**PROBLEM DESCRIPTION**
Copy, from the entries below, each line in which the string "when" appears.

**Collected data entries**
---------------
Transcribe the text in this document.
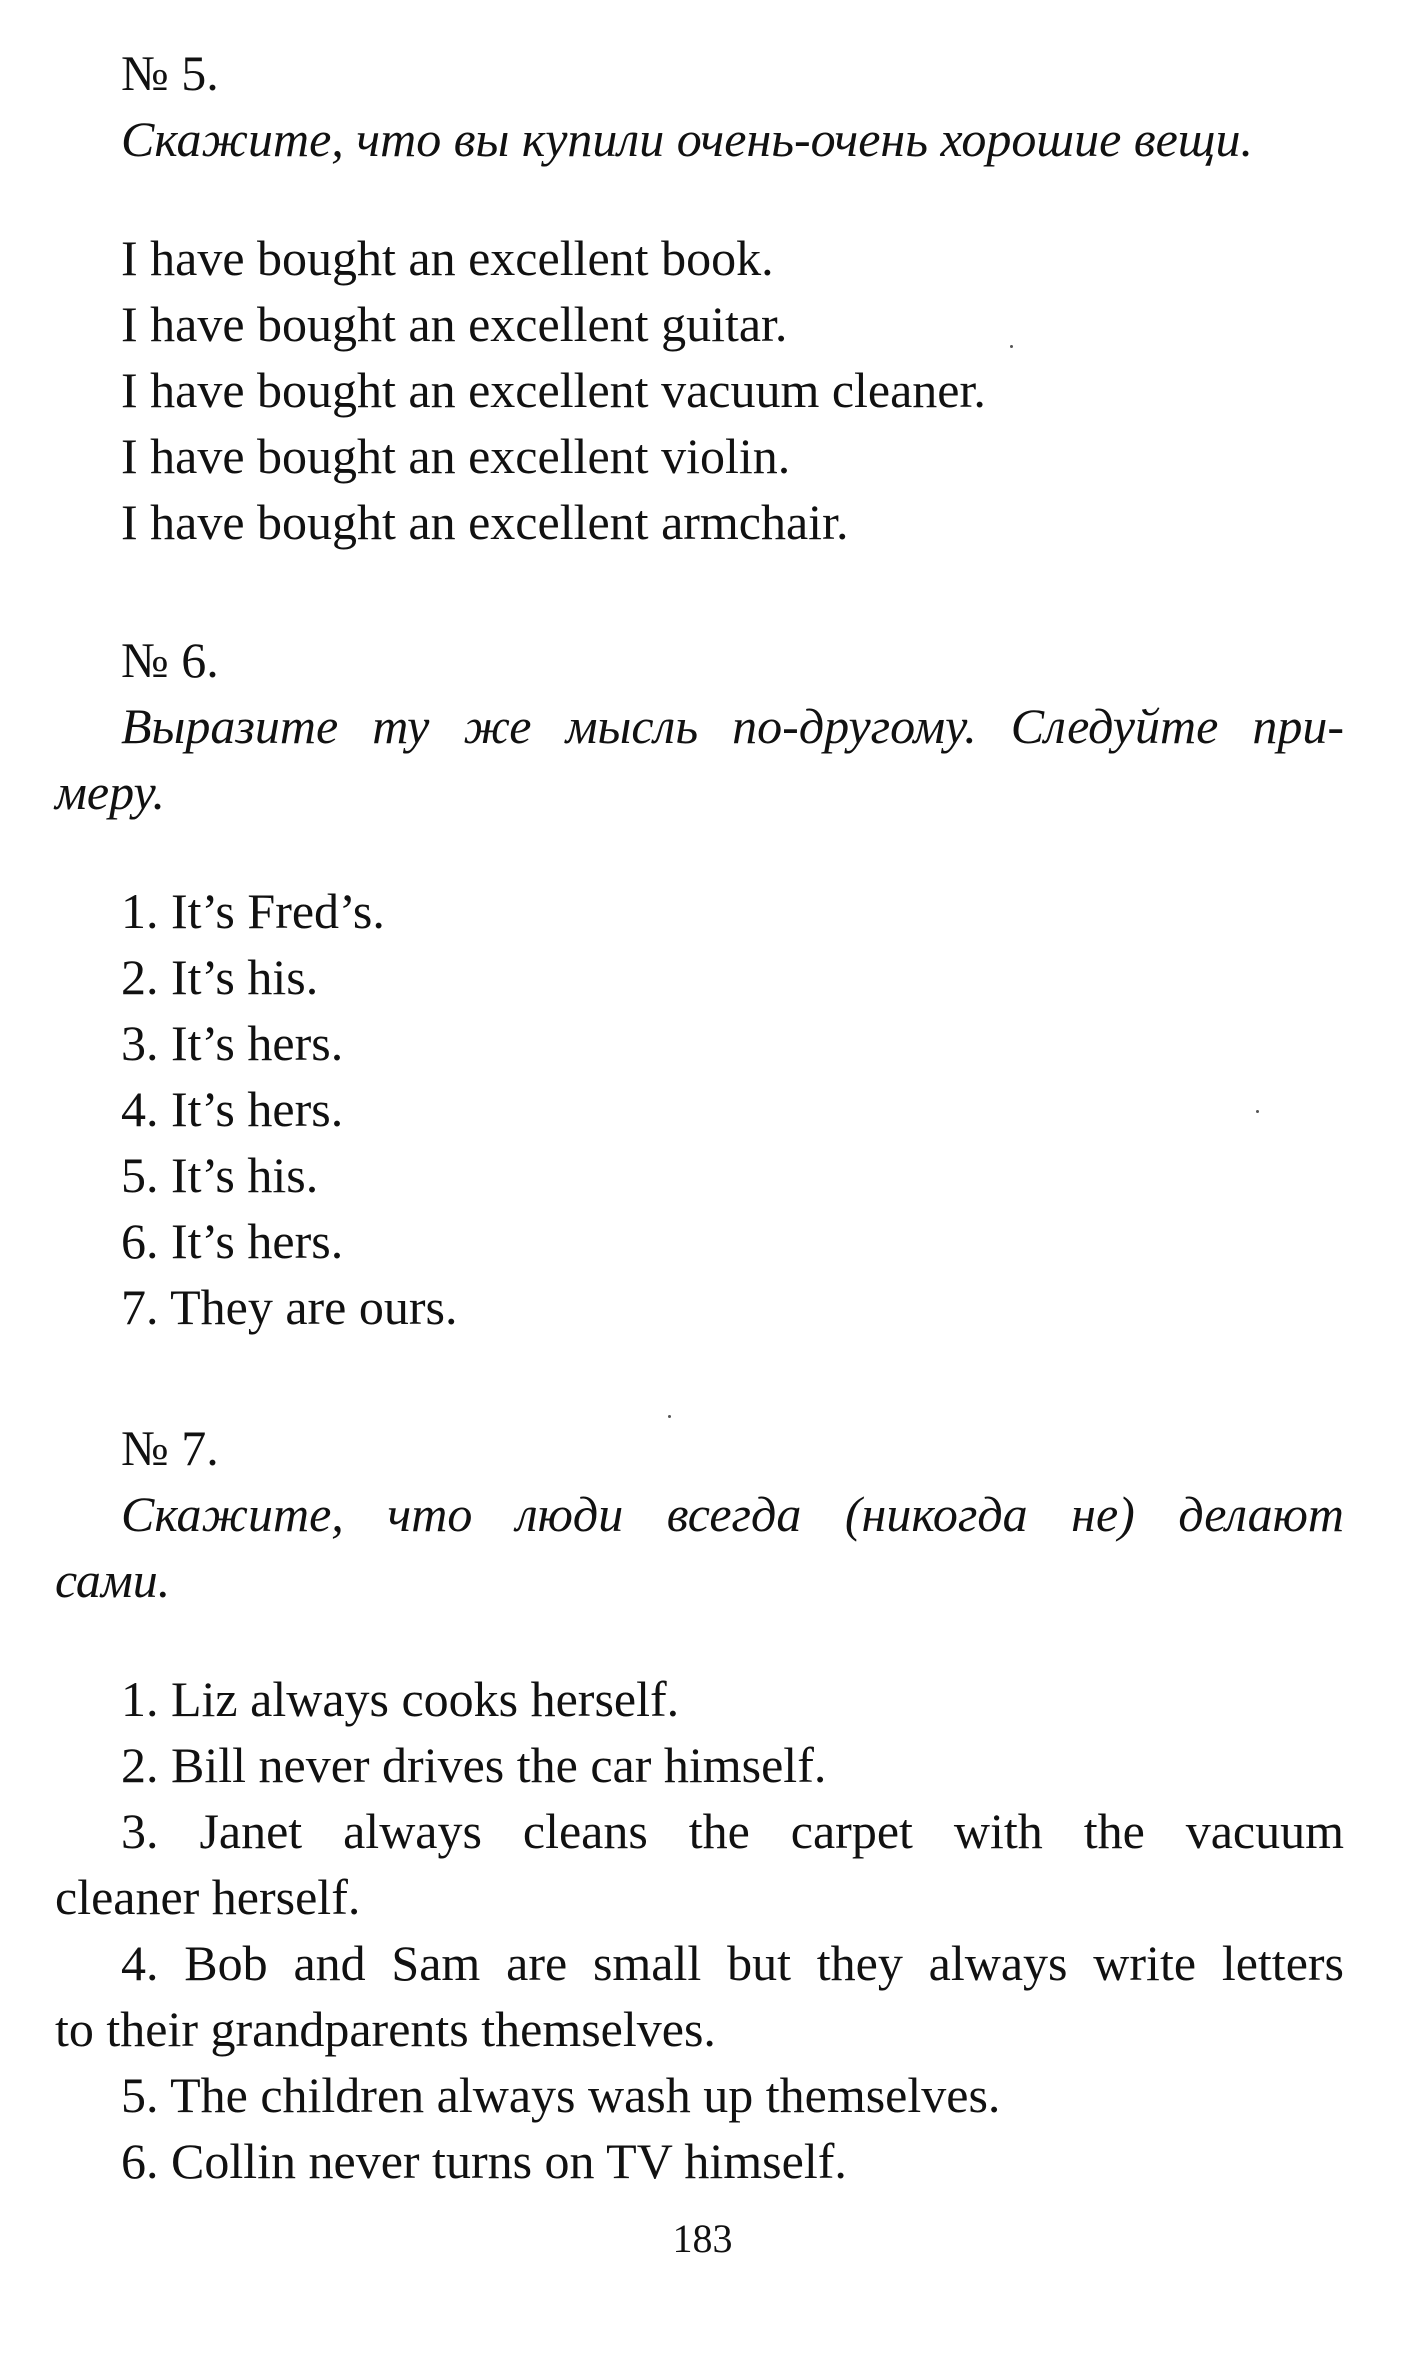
№ 5.
Скажите, что вы купили очень-очень хорошие вещи.
I have bought an excellent book.
I have bought an excellent guitar.
I have bought an excellent vacuum cleaner.
I have bought an excellent violin.
I have bought an excellent armchair.
№ 6.
Выразите ту же мысль по-другому. Следуйте при-
меру.
1. It’s Fred’s.
2. It’s his.
3. It’s hers.
4. It’s hers.
5. It’s his.
6. It’s hers.
7. They are ours.
№ 7.
Скажите, что люди всегда (никогда не) делают
сами.
1. Liz always cooks herself.
2. Bill never drives the car himself.
3. Janet always cleans the carpet with the vacuum
cleaner herself.
4. Bob and Sam are small but they always write letters
to their grandparents themselves.
5. The children always wash up themselves.
6. Collin never turns on TV himself.
183
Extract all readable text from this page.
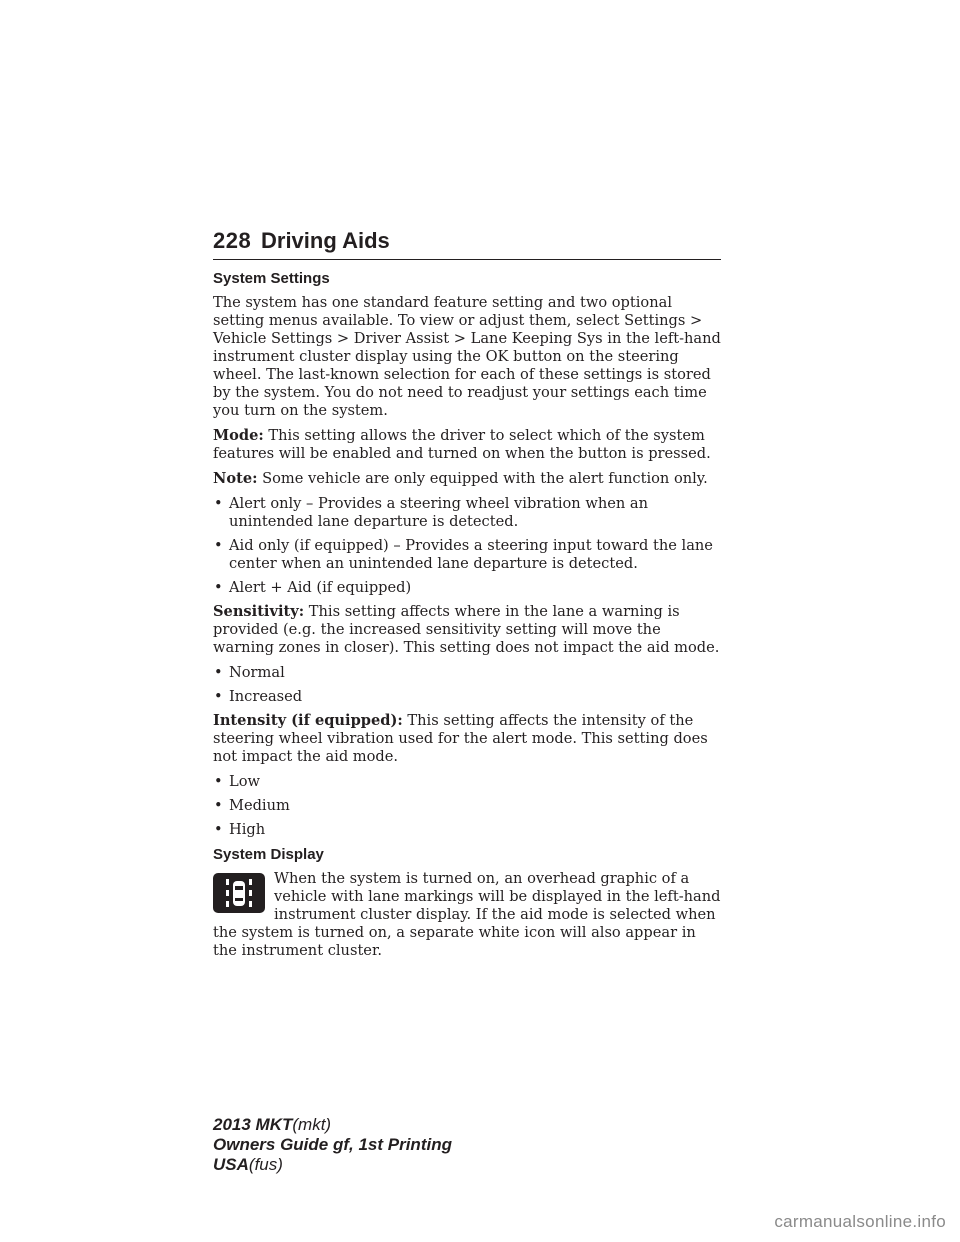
228 Driving Aids
System Settings

The system has one standard feature setting and two optional setting menus available. To view or adjust them, select Settings > Vehicle Settings > Driver Assist > Lane Keeping Sys in the left-hand instrument cluster display using the OK button on the steering wheel. The last-known selection for each of these settings is stored by the system. You do not need to readjust your settings each time you turn on the system.

Mode: This setting allows the driver to select which of the system features will be enabled and turned on when the button is pressed.

Note: Some vehicle are only equipped with the alert function only.

• Alert only – Provides a steering wheel vibration when an unintended lane departure is detected.
• Aid only (if equipped) – Provides a steering input toward the lane center when an unintended lane departure is detected.
• Alert + Aid (if equipped)

Sensitivity: This setting affects where in the lane a warning is provided (e.g. the increased sensitivity setting will move the warning zones in closer). This setting does not impact the aid mode.

• Normal
• Increased

Intensity (if equipped): This setting affects the intensity of the steering wheel vibration used for the alert mode. This setting does not impact the aid mode.

• Low
• Medium
• High
System Display

When the system is turned on, an overhead graphic of a vehicle with lane markings will be displayed in the left-hand instrument cluster display. If the aid mode is selected when the system is turned on, a separate white icon will also appear in the instrument cluster.

2013 MKT(mkt)
Owners Guide gf, 1st Printing
USA(fus)
carmanualsonline.info
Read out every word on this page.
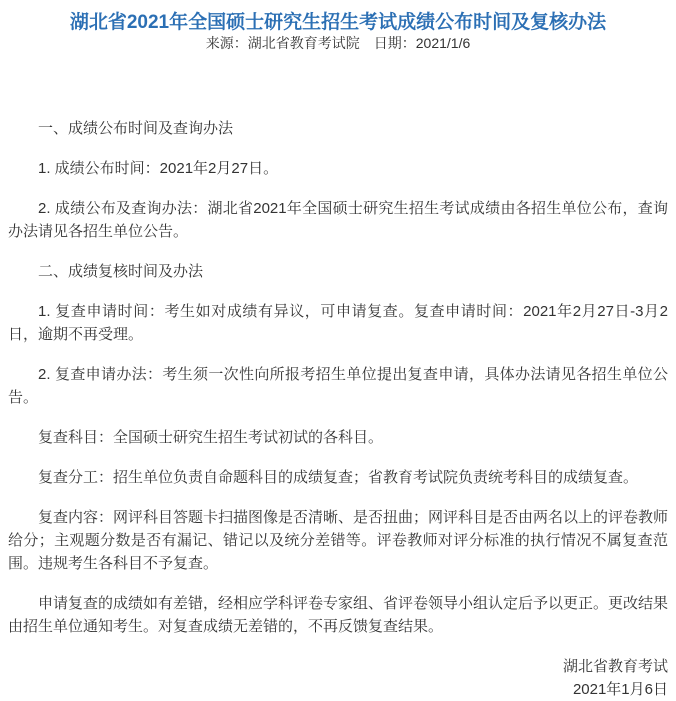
湖北省2021年全国硕士研究生招生考试成绩公布时间及复核办法
来源：湖北省教育考试院 日期：2021/1/6

一、成绩公布时间及查询办法

1. 成绩公布时间：2021年2月27日。

2. 成绩公布及查询办法：湖北省2021年全国硕士研究生招生考试成绩由各招生单位公布，查询办法请见各招生单位公告。

二、成绩复核时间及办法

1. 复查申请时间：考生如对成绩有异议，可申请复查。复查申请时间：2021年2月27日-3月2日，逾期不再受理。

2. 复查申请办法：考生须一次性向所报考招生单位提出复查申请，具体办法请见各招生单位公告。

复查科目：全国硕士研究生招生考试初试的各科目。

复查分工：招生单位负责自命题科目的成绩复查；省教育考试院负责统考科目的成绩复查。

复查内容：网评科目答题卡扫描图像是否清晰、是否扭曲；网评科目是否由两名以上的评卷教师给分；主观题分数是否有漏记、错记以及统分差错等。评卷教师对评分标准的执行情况不属复查范围。违规考生各科目不予复查。

申请复查的成绩如有差错，经相应学科评卷专家组、省评卷领导小组认定后予以更正。更改结果由招生单位通知考生。对复查成绩无差错的，不再反馈复查结果。

湖北省教育考试

2021年1月6日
---------------
**RESULT OF THIS TASK**
Mode: This setting allows the driver to select which of the system features will be enabled and turned on when the button is pressed.
• Alert only – Provides a steering wheel vibration when an unintended lane departure is detected.
• Aid only (if equipped) – Provides a steering input toward the lane center when an unintended lane departure is detected.
When the system is turned on, an overhead graphic of a vehicle with lane markings will be displayed in the left-hand instrument cluster display. If the aid mode is selected when the system is turned on, a separate white icon will also appear in the instrument cluster.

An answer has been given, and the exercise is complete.